> Page text:
==========

Henderson (William Henry) Papers, 1862-1931, 15 Items

Administrative Information

Access: Unrestricted

Copyright: The copyright of these letters is held by Navarro College Archives, Navarro College, 3200 W. 7th Ave., Corsicana, Texas. Internet: archives@navarrocollege.edu.

Cite As:William Henderson, 1862-1931, Pearce Civil War Collection, Navarro College, Corsicana, Texas

Forms Part of: Pearce Civile War Collection

Location: 1-S2

Transcription(s): Yes

Scanned Copies on File: No

Accession Number: 2003.L501

Processed by: Virginia Sisk, June 2004

Reproductions of original materials and transcriptions may be available. Please contact the archivist for further information.

Abstract: Private William Henry Henderson, 7th Texas Infantry, Company G, of the Confederate Army, saw action at the siege of Atlanta, as well as the battles of Jonesboro, Georgia, and Franklin, Tennessee. The letters in this collection have numerous authors. William Henderson writes to his parents describing his war experiences. Correspondence to and from various other family members are included. There are numerous legal documents relevant to the Henderson family and their heirs.

Detailed finding aid follows.

Biographical/Historical Sketch

William Henry Henderson was born August 25, 1842, in Elbert County, Georgia. He married Amelia Caroline Dunbar and they raised their family in Freestone County, Texas. He was a Confederate soldier in the 7th Texas Infantry, Company G. William entered and was discharged from the army as a private. He died November 20, 1892 in Freestone County, Texas.

Scope and Content Note

In the first letter in this collection, describing Civil War events, dated August 29, 1864, William Henry Henderson follows the Atlants Campaign. He writes a detailed description of the Confederate Army's effort to defend Atlanta. There are references to Generals John Bell Hood, William Hardee, Stephen Dill Lee, Daniel Govan, and Hiram Granbury. Descriptions of the troop movements of both armies are included. Gen. Govan's Brigade engaged in hand-to-hand combat with the butts of their guns and bayonets. The building of fortifications and days spent behind breastworks are long and tedious.

==========

> Data shown:
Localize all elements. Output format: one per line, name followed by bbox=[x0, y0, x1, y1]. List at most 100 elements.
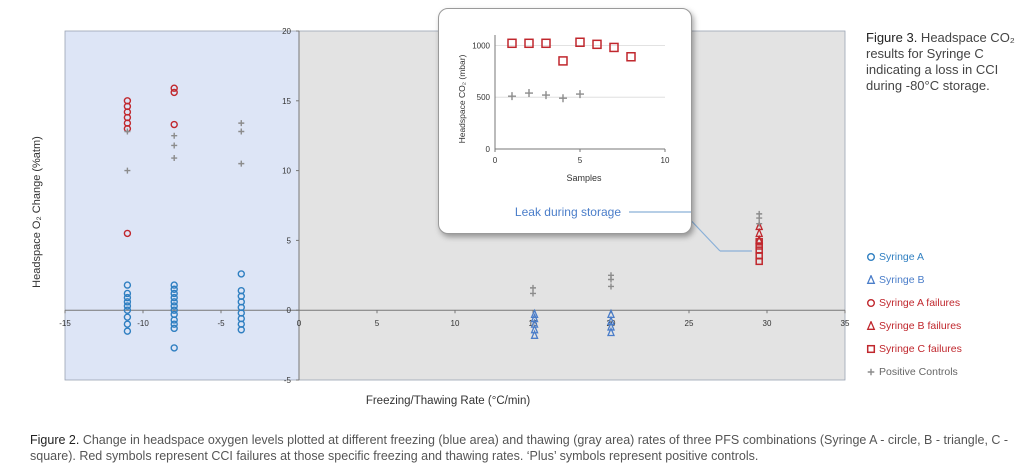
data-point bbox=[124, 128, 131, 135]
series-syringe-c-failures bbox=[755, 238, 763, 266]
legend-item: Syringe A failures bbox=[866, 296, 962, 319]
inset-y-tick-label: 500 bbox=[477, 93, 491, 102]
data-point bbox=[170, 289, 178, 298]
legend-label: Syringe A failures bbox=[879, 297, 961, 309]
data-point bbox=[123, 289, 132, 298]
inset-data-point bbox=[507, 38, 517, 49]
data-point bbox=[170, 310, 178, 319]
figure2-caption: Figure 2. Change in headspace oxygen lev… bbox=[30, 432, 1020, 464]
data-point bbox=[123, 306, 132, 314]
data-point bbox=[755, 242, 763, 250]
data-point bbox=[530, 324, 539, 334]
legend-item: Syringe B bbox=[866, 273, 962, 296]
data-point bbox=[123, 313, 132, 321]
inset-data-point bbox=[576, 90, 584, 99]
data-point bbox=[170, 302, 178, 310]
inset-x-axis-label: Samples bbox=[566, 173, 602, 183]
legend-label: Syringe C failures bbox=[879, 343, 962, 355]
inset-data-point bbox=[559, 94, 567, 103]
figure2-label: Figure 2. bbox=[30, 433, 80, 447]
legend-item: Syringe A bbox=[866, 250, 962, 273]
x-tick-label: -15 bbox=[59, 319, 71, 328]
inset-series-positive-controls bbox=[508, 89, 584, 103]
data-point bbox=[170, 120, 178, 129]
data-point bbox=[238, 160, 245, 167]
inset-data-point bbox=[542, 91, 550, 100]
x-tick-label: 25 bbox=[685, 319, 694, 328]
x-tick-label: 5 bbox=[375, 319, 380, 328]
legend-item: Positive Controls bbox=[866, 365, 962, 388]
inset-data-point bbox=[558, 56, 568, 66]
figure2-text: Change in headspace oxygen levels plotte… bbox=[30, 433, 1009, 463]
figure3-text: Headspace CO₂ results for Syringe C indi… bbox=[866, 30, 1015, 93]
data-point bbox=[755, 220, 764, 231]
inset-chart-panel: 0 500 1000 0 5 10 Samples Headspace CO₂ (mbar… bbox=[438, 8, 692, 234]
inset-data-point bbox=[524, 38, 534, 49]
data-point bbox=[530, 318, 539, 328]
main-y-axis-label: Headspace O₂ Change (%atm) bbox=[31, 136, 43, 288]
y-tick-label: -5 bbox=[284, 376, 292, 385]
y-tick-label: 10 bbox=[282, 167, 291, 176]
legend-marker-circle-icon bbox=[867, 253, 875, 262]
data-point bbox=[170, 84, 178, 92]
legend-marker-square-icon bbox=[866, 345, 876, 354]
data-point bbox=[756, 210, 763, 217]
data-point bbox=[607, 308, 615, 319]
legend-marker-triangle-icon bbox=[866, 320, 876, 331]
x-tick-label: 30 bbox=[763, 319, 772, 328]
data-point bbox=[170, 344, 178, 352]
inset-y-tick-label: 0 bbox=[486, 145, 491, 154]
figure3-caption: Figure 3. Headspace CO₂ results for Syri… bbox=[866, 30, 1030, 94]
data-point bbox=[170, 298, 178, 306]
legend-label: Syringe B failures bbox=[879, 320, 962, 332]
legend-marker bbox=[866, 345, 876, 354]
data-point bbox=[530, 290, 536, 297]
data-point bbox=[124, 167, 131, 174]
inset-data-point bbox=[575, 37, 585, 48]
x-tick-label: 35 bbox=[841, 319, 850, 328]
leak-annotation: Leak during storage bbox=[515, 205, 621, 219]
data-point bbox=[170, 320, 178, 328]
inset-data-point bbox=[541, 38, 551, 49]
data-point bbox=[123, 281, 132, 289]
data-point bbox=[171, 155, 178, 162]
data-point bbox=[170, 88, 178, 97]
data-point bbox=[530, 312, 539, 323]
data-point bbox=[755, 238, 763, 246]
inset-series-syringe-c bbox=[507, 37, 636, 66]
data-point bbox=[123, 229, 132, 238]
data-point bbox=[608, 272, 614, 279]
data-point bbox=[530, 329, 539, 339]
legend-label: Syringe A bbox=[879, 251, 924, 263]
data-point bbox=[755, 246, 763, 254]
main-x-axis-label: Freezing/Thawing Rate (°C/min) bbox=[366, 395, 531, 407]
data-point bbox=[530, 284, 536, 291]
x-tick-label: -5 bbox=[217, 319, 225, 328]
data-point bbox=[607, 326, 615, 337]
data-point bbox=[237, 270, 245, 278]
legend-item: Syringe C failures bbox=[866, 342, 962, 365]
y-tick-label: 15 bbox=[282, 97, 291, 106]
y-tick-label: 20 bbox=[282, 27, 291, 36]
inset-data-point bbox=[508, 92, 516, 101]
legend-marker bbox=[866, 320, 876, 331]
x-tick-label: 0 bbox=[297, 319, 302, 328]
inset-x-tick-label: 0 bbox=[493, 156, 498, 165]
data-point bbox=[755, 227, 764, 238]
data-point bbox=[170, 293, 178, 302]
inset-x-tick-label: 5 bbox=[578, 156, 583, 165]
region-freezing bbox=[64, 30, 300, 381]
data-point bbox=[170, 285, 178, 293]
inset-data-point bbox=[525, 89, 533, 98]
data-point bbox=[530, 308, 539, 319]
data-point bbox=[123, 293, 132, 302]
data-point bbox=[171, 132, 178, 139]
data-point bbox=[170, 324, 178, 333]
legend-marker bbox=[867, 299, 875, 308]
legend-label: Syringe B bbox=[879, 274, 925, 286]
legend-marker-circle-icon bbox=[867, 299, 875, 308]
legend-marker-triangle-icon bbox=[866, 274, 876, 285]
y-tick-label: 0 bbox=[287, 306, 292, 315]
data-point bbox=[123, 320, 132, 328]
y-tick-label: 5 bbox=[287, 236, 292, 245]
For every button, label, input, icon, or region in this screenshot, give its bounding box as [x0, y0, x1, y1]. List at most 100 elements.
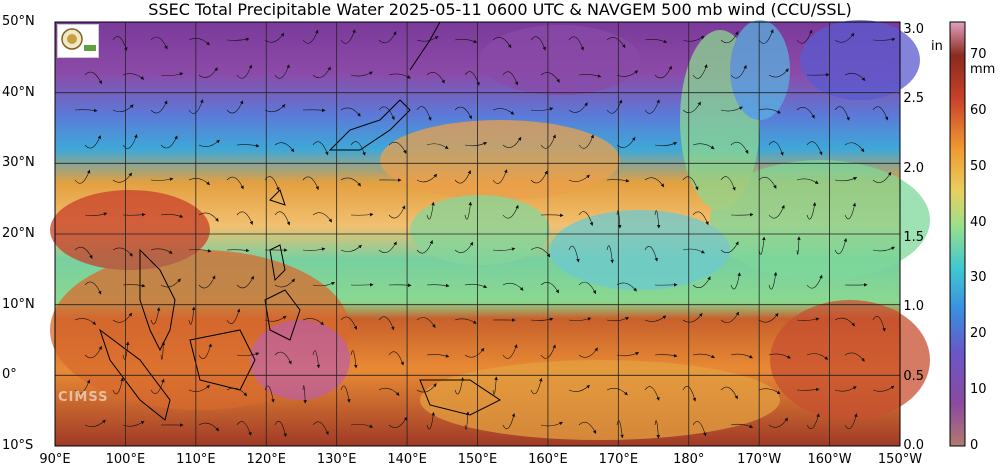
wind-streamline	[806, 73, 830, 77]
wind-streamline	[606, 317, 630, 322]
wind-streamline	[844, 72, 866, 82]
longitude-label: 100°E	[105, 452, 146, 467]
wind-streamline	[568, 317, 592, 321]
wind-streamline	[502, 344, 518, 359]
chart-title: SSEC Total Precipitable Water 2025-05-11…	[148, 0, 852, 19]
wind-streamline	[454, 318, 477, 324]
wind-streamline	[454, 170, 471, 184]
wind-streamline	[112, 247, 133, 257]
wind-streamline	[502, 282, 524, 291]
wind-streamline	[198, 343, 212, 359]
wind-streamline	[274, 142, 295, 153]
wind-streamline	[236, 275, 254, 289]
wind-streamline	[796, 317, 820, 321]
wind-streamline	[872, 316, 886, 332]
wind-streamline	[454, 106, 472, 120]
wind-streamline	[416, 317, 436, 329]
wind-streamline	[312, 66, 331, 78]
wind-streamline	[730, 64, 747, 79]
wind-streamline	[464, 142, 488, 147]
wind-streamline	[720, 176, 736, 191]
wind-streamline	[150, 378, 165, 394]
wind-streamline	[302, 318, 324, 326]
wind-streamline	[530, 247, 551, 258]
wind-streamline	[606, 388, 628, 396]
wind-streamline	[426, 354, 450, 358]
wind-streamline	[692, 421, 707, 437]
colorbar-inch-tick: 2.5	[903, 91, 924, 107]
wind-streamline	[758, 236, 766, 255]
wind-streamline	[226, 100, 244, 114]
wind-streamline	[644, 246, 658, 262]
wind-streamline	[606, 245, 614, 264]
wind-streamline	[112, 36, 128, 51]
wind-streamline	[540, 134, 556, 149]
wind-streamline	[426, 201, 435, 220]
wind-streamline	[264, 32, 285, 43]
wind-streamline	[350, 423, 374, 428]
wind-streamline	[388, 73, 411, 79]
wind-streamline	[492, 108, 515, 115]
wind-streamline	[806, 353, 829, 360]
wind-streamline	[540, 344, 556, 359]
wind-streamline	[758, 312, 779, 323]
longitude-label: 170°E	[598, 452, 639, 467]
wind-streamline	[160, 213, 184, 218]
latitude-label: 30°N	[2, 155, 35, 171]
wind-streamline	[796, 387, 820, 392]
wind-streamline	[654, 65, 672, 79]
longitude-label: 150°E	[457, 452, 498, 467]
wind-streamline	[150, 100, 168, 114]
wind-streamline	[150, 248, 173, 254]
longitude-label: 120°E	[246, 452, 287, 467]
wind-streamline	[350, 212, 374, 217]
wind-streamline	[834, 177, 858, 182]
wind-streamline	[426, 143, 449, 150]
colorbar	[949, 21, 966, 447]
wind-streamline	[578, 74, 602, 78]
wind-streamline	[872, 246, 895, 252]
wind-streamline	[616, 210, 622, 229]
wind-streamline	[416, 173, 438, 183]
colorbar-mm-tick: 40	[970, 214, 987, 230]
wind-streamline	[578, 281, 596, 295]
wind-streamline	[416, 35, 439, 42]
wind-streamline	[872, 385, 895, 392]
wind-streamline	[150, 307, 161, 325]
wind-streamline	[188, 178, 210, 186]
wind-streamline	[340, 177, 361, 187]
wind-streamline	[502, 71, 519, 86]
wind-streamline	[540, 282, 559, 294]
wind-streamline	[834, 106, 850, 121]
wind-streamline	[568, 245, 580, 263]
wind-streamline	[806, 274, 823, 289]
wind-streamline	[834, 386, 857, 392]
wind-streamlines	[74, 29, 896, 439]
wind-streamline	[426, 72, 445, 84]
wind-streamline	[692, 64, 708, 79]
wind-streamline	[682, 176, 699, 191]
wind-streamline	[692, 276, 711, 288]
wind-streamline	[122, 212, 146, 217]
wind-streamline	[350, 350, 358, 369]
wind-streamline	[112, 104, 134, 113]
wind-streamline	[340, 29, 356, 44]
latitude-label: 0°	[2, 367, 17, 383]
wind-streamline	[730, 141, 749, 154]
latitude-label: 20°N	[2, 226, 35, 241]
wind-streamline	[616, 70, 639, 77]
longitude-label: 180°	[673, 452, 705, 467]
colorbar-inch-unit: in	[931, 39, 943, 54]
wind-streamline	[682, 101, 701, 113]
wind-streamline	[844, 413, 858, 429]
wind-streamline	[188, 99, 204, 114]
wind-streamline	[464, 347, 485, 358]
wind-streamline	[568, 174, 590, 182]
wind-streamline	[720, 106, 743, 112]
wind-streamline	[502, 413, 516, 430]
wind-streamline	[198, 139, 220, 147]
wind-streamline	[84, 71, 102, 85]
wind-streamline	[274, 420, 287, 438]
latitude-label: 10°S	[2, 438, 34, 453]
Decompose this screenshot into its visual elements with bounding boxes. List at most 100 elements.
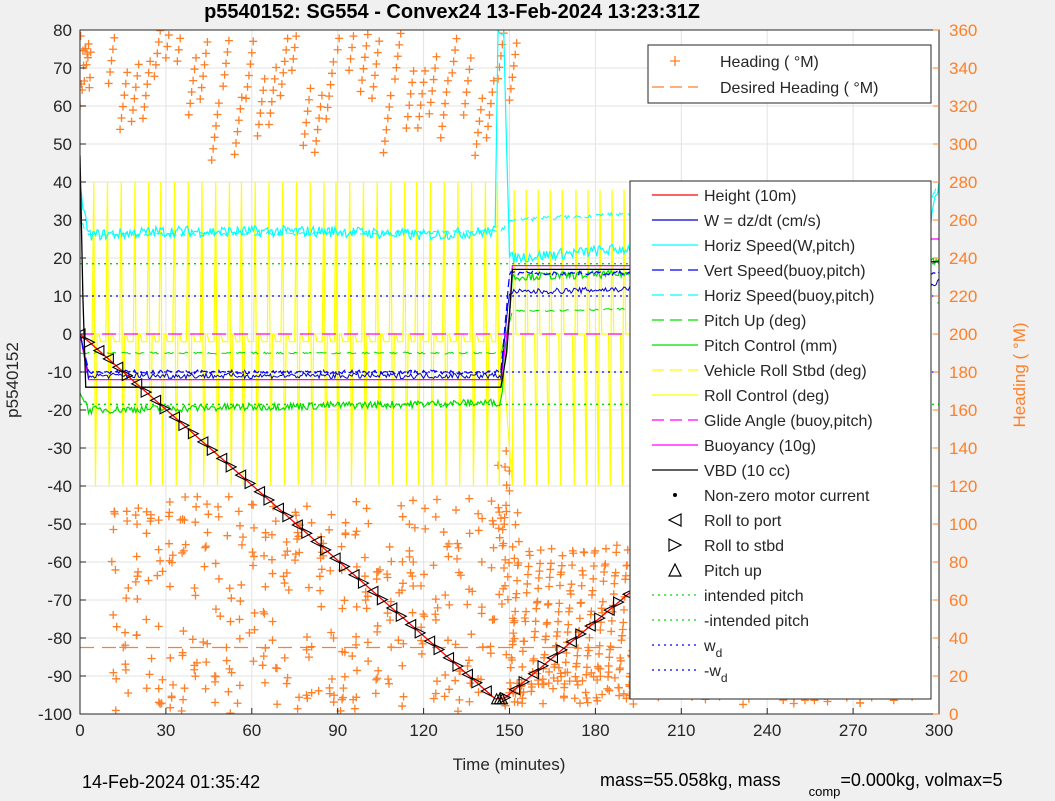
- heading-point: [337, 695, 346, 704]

==========

> Set tasks:
a. Reproduce everything in the Henderson papers finding aid from "Accession Number: 2003.L501" down to "and their heirs.".
b. Write what comes next in the Henderson papers finding aid, picking up after its final sentence.

> The replies:
a.
Accession Number: 2003.L501

Processed by: Virginia Sisk, June 2004

Reproductions of original materials and transcriptions may be available. Please contact the archivist for further information.

Abstract: Private William Henry Henderson, 7th Texas Infantry, Company G, of the Confederate Army, saw action at the siege of Atlanta, as well as the battles of Jonesboro, Georgia, and Franklin, Tennessee. The letters in this collection have numerous authors. William Henderson writes to his parents describing his war experiences. Correspondence to and from various other family members are included. There are numerous legal documents relevant to the Henderson family and their heirs.

b.
The Official Records of the Union and Confederate Armies, Vol. 68, pgs 671-688, references many of the names, dates, and places appearing in the letters of William Henderson dated from September 1861 through April 1864. William, a member of the 7th Texas Infantry, Company G, mentions the following individuals in his letters: Hiram Bronson Granbury, Col. John Gregg, Col.. William Lewis Moody, Col. J.H. Collett, Capt. Leroy F. Moody, 2nd Lieut. Many of the Texas regiment will eventually be consolidated into one company causing much dissatisfaction among the men.

There is a reference to General Nathan Bedford Forrest's destruction of the Federal stores at Johnsonville and the capture of fifty thousand pairs of shoes. A letter, not dated, describes the shooting of a deserter by Forrest, which was witnessed by the entire brigade.

William worries about being able to go home on furlough. He states that if he is killed he wants his negroes equally divided and hired out to "good men who will take good care of them."

Several letters in the collection contain information about various members of William's family. the last transcriptions include various legal papers and correspondence concerning land titles and deeds of the Henderson family and heirs. H.B Henderson referred to in the legal documents is Henry Boyd Henderson (1882-1972) the youngest son of William H. and Amelia C. Henderson.

The copyright of these materials is managed by the Navarro College Archives on behalf of the Navarro College Foundation, 3100 W. Collin St., Corsicana, Texas 75110. Phone: 903-875-7438. Internet: archives@navarrocollege.edu.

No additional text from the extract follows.